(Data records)
---*---
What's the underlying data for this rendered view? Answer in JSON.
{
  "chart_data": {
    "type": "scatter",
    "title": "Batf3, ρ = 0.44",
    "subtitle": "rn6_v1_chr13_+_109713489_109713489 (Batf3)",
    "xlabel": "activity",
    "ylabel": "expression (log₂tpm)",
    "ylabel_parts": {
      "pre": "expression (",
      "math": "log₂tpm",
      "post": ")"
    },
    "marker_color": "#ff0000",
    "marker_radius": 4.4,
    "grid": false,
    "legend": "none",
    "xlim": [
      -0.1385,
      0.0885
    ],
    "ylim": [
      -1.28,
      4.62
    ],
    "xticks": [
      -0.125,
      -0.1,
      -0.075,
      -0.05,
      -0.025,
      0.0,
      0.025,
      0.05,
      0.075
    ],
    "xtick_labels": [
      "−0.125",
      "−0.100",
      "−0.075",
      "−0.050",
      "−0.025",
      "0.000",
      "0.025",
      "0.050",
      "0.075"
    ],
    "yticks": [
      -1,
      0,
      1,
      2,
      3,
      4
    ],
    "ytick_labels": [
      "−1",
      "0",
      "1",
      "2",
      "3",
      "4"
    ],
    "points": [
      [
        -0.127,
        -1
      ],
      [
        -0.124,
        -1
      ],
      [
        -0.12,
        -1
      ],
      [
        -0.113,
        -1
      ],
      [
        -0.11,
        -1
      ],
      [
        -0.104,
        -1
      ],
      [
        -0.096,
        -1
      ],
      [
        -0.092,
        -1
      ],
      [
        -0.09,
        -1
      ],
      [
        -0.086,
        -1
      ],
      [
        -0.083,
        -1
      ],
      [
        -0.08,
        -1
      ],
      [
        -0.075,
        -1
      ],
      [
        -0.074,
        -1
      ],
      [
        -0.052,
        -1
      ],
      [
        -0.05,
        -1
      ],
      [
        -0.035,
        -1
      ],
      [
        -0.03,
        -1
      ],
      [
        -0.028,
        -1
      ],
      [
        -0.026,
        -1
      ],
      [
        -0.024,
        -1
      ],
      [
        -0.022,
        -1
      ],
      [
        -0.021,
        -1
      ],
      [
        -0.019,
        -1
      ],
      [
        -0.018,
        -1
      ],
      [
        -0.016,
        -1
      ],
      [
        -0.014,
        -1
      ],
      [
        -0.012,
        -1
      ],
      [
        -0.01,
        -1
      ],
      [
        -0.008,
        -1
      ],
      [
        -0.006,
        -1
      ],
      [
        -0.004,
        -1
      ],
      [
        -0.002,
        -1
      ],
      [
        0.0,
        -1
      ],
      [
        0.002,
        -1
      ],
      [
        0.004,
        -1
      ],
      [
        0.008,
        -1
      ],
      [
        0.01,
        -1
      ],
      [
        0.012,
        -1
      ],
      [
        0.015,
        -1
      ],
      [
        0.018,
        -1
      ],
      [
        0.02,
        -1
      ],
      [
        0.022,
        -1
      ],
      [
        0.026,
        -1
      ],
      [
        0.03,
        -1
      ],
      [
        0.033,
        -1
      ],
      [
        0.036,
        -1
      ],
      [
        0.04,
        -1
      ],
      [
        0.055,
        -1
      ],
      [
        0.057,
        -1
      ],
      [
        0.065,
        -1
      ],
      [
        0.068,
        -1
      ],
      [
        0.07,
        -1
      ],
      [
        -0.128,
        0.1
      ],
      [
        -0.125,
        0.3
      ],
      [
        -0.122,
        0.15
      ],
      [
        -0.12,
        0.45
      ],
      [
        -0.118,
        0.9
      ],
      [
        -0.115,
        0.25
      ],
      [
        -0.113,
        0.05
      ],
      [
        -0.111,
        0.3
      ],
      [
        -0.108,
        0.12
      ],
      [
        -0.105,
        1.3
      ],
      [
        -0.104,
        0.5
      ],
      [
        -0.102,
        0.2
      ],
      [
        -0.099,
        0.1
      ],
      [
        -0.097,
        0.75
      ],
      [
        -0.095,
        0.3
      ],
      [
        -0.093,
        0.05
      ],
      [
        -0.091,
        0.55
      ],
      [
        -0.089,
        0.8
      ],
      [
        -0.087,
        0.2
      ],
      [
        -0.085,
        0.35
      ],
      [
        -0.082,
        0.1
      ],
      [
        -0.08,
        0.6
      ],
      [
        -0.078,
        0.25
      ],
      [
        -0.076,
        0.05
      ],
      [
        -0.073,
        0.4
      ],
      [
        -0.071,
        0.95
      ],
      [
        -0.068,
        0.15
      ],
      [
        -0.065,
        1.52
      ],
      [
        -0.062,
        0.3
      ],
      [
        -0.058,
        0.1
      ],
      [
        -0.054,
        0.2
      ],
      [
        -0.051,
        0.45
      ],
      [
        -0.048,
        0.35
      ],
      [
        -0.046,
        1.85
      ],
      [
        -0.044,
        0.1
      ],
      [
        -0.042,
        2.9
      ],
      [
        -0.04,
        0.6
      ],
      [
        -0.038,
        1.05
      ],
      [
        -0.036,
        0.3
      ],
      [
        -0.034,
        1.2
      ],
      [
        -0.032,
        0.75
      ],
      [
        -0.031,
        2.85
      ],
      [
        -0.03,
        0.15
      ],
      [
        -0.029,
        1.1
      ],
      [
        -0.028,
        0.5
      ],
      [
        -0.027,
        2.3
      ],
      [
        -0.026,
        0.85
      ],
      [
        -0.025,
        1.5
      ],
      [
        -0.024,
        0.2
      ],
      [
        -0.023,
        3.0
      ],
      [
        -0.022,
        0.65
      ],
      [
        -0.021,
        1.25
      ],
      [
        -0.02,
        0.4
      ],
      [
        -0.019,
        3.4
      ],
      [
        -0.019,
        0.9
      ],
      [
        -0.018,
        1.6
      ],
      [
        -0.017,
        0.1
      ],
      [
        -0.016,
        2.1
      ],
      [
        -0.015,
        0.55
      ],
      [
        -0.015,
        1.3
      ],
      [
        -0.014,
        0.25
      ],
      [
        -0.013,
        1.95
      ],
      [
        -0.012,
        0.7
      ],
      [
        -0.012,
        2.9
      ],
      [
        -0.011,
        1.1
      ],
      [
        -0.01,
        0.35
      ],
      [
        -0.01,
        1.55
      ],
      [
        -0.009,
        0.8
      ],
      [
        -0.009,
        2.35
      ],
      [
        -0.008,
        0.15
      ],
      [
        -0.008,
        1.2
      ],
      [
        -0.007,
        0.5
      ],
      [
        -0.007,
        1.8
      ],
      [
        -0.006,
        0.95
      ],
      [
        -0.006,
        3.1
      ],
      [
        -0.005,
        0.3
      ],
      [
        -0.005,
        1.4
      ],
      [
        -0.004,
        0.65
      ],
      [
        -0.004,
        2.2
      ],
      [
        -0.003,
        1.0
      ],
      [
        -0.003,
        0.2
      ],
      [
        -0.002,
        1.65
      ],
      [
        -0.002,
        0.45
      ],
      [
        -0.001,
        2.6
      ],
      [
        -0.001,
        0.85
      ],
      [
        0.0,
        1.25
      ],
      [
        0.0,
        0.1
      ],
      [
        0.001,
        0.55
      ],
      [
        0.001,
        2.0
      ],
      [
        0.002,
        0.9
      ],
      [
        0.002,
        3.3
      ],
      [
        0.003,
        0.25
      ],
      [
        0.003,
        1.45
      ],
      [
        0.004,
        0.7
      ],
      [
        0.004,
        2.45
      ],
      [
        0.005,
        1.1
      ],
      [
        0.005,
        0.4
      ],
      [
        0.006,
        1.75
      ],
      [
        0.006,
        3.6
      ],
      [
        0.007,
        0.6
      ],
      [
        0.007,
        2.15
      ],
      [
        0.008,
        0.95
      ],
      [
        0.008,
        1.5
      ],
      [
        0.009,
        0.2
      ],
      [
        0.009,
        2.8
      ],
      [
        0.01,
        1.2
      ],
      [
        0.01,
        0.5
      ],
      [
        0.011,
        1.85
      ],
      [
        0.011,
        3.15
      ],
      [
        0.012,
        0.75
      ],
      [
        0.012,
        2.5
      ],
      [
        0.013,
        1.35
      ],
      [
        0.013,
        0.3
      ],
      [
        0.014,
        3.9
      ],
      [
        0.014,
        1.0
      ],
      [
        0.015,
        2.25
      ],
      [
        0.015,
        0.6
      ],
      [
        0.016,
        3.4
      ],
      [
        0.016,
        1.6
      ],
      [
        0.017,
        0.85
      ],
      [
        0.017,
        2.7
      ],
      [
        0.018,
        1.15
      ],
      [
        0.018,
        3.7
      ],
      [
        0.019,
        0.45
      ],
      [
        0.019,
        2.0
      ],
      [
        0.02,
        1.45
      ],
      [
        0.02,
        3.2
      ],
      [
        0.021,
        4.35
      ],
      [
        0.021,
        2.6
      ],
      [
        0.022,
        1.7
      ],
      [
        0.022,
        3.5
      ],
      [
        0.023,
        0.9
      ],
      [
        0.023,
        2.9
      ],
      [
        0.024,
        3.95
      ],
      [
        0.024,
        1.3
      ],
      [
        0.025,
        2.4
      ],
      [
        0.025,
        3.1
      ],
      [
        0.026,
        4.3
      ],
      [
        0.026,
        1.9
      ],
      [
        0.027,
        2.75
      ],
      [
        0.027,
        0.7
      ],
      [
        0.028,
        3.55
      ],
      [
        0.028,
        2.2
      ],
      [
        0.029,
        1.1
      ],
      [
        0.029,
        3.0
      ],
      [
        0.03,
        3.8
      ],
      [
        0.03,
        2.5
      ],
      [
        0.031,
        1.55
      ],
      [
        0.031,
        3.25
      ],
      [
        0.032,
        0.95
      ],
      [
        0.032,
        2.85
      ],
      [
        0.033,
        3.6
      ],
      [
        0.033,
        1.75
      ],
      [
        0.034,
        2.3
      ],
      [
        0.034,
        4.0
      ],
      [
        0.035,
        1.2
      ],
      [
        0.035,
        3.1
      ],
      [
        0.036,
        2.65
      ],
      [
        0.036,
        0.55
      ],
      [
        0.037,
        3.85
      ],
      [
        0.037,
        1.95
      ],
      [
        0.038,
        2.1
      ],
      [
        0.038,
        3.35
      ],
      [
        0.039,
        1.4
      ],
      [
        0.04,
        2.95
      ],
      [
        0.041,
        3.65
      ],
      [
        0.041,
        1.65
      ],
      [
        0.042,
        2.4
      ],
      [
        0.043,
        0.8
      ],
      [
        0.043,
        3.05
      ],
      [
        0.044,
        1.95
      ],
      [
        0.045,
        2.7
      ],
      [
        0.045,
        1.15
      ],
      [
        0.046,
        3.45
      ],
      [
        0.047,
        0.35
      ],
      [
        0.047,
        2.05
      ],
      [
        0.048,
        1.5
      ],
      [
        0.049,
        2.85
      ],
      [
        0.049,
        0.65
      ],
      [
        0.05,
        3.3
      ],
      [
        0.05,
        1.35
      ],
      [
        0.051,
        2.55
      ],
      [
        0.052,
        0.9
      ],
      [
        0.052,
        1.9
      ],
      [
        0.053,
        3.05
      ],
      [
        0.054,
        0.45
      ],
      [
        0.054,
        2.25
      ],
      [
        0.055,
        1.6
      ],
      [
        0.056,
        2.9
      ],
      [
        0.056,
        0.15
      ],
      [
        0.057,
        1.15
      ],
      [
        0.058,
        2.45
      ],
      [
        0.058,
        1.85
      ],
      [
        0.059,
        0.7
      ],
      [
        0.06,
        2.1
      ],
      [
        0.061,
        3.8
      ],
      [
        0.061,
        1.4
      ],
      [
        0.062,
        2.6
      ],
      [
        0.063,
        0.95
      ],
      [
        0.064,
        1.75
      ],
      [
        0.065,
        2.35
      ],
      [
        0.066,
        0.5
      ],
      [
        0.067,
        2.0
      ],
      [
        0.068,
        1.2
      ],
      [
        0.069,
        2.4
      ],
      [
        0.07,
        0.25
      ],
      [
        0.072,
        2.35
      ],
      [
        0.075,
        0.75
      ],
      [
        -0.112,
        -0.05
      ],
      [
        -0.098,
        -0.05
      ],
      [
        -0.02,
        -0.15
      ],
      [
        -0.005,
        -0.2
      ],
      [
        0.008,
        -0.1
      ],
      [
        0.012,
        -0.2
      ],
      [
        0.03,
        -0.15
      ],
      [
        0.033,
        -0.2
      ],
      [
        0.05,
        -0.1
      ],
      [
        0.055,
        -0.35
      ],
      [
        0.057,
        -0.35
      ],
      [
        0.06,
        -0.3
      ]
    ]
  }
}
---*---
» **TASK BRIEF**
Give only the number of lines in the entries above that contain the string "log₂tpm".

» **SOLUTION TO THE PROBLEM**
2